Set down the records once more, please, exactly and with the pictures left out.

- - -

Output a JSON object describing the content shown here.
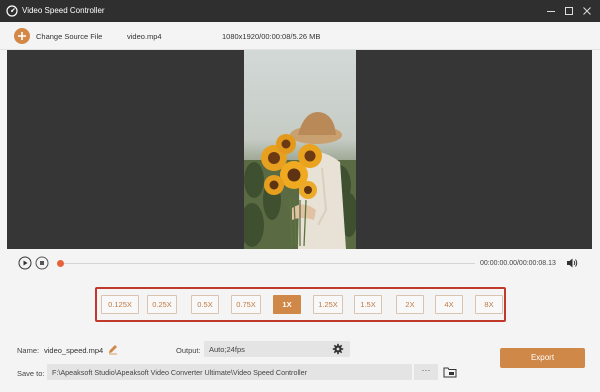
{
  "window": {
    "title": "Video Speed Controller"
  },
  "toolbar": {
    "change_source_label": "Change Source File",
    "file_name": "video.mp4",
    "file_info": "1080x1920/00:00:08/5.26 MB"
  },
  "player": {
    "timecode": "00:00:00.00/00:00:08.13",
    "progress": 0.0
  },
  "speeds": {
    "options": [
      "0.125X",
      "0.25X",
      "0.5X",
      "0.75X",
      "1X",
      "1.25X",
      "1.5X",
      "2X",
      "4X",
      "8X"
    ],
    "selected": "1X"
  },
  "output_panel": {
    "name_label": "Name:",
    "name_value": "video_speed.mp4",
    "output_label": "Output:",
    "output_value": "Auto;24fps",
    "save_label": "Save to:",
    "save_path": "F:\\Apeaksoft Studio\\Apeaksoft Video Converter Ultimate\\Video Speed Controller",
    "browse_label": "···",
    "export_label": "Export"
  },
  "colors": {
    "accent": "#d08848",
    "highlight_border": "#c0392b",
    "playhead": "#e8623c",
    "titlebar": "#2f2f2f"
  },
  "icons": [
    "app-logo-icon",
    "minimize-icon",
    "maximize-icon",
    "close-icon",
    "plus-icon",
    "play-icon",
    "stop-icon",
    "volume-icon",
    "edit-icon",
    "gear-icon",
    "folder-icon"
  ]
}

- - -

Exercise solution –
Output a JSON object describing the content shown here.
{
  "window": {
    "title": "Video Speed Controller"
  },
  "toolbar": {
    "change_source_label": "Change Source File",
    "file_name": "video.mp4",
    "file_info": "1080x1920/00:00:08/5.26 MB"
  },
  "player": {
    "timecode": "00:00:00.00/00:00:08.13",
    "progress": 0.0
  },
  "speeds": {
    "options": [
      "0.125X",
      "0.25X",
      "0.5X",
      "0.75X",
      "1X",
      "1.25X",
      "1.5X",
      "2X",
      "4X",
      "8X"
    ],
    "selected": "1X"
  },
  "output_panel": {
    "name_label": "Name:",
    "name_value": "video_speed.mp4",
    "output_label": "Output:",
    "output_value": "Auto;24fps",
    "save_label": "Save to:",
    "save_path": "F:\\Apeaksoft Studio\\Apeaksoft Video Converter Ultimate\\Video Speed Controller",
    "browse_label": "···",
    "export_label": "Export"
  },
  "colors": {
    "accent": "#d08848",
    "highlight_border": "#c0392b",
    "playhead": "#e8623c",
    "titlebar": "#2f2f2f"
  },
  "icons": [
    "app-logo-icon",
    "minimize-icon",
    "maximize-icon",
    "close-icon",
    "plus-icon",
    "play-icon",
    "stop-icon",
    "volume-icon",
    "edit-icon",
    "gear-icon",
    "folder-icon"
  ]
}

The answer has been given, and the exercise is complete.